*文档摘录*
▽
模型速度与计算量分析
模型速度与计算量分析这里介绍两个工具:
1、Pytorch自带的API:torch.autograd.profiler,分析每个算子的速度
2、flops-counter:计算参数量和MAC(计算卷积神经网络中参数的数量和打印给定网络的每层计算成本)
1、torch.autograd.profiler
torch.autograd.profiler.profile(enabled=True,use_cuda=False,record_shapes=False,with_flops=False,profile_memory=False,with_stack=False,use_kineto=False,use_cpu=True)
enabled:将当前上下文设置为no-op操作
use_cuda:是否使用GPU
record_shapes:是否收集形状信息
with_flops:是否统计flops
profile_memory:是否追踪内存使用情况
with_stack:收集其他信息,如文件与行数
use_kineto:是否kineto
use_cpu:统计CPU事件
下面是具体的实例:
网络:(这个网络是三层网络,输入图片大小为:3X48X48的)
import torch
import torch.nn as nn
import torch.nn.functional as F
import numpy as np
class simpleconv3(nn.Module):
def __init__(self,nclass):
super(simpleconv3,self).__init__()
self.conv1 = nn.Conv2d(3, 12, 3, 2)
self.bn1 = nn.BatchNorm2d(12)
self.conv2 = nn.Conv2d(12, 24, 3, 2)
self.bn2 = nn.BatchNorm2d(24)
self.conv3 = nn.Conv2d(24, 48, 3, 2)
self.bn3 = nn.BatchNorm2d(48)
self.fc1 = nn.Linear(48 * 5 * 5 , 1200)
self.fc2 = nn.Linear(1200 , 128)
self.fc3 = nn.Linear(128 , nclass)
def forward(self , x):
# print(x.shape)
x = F.relu(self.bn1(self.conv1(x)))
# print(x.shape)
#print "bn1 shape",x.shape
x = F.relu(self.bn2(self.conv2(x)))
# print(x.shape)
x = F.relu(self.bn3(self.conv3(x)))
# print(x.shape)
x = x.view(-1 , 48 * 5 * 5)
x = F.relu(self.fc1(x))
x = F.relu(self.fc2(x))
x = self.fc3(x)
return x
torch.autograd.profiler(这里可以使用GPU也可以使用CPU,改变use_cuda即可)
△
*给定条目*
▽
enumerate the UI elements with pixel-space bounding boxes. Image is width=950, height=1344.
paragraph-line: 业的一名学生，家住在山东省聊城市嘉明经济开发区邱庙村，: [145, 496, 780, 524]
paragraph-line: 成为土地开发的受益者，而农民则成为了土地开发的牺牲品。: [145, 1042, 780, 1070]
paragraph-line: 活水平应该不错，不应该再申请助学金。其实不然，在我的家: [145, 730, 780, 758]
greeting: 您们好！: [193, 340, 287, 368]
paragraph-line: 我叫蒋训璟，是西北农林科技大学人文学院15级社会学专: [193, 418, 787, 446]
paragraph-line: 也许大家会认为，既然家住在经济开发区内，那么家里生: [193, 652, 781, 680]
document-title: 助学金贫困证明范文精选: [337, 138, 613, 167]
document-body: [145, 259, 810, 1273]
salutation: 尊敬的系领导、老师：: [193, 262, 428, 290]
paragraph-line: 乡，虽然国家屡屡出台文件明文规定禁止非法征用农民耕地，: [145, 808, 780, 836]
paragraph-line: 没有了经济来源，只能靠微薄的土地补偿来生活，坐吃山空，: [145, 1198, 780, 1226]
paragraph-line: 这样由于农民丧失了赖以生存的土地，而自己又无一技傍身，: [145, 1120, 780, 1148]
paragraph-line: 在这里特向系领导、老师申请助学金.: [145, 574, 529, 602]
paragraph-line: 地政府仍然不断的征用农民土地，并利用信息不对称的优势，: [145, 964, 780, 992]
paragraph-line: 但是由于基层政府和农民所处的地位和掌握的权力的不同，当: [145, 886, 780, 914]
△
*任务要求 A*
根据模型速度与计算量分析一文，逐行回答：
(i) 文中介绍的第二个工具flops-counter用来计算什么？
(ii) 参数with_flops的作用是什么？
(iii) 示例网络的输入图片大小是多少？
*任务要求 B*
将文档摘录中从"self.bn3 = nn.BatchNorm2d(48)"到"x = F.relu(self.bn2(self.conv2(x)))"的部分重新写出，并把其中的"fc2"改名为"fc_mid"。
*任务要求 C*
请从模型速度与计算量分析一文最后一句之后接着往下写。
上面给定的各行是独立的材料，与文档摘录无关。

*答案部分 A*
(i) 计算参数量和MAC。
(ii) 决定是否统计flops。
(iii) 3X48X48。

*答案部分 B*
self.bn3 = nn.BatchNorm2d(48)
self.fc1 = nn.Linear(48 * 5 * 5 , 1200)
self.fc_mid = nn.Linear(1200 , 128)
self.fc3 = nn.Linear(128 , nclass)
def forward(self , x):
# print(x.shape)
x = F.relu(self.bn1(self.conv1(x)))
# print(x.shape)
#print "bn1 shape",x.shape
x = F.relu(self.bn2(self.conv2(x)))

*答案部分 C*
if __name__ == '__main__':
model = simpleconv3(2)
device = torch.device('cuda')
model.eval()
model.to(device)
dump_input = torch.rand(1,3,48,48).to(device)
with torch.autograd.profiler.profile(enabled=True, use_cuda=False, record_shapes=False, profile_memory=False) as prof:
outputs = model(dump_input)
print(prof.table())
prof.export_chrome_trace('profile.json') #将其保存在profile.json文件中。
结果:
浏览器中打开chrome://tracing/,然后Load所保存的模型(profile.json)结果如图所示
2、flops-counter
参考如下链接:
github链接
pip install ptflops
from ptflops import get_model_complexity_info
with torch.cuda.device(0):
net = simpleconv3(2)
macs, params = get_model_complexity_info(net, (3, 48, 48), as_strings=True,
print_per_layer_stat=True, verbose=True)
print('{:<30} {:<8}'.format('Computational complexity: ', macs))
print('{:<30} {:<8}'.format('Number of parameters: ', params))
结果:
从图中可以看到,simpleconv3在输入图像尺寸为(3, 48, 48)的情况下将会产生1.609MB的参数,算力消耗为0.002 G,同时打印出了每个层所占用的算力,权重参数数量。模型的算力大小与模型大小也被存到了变量ops与params中。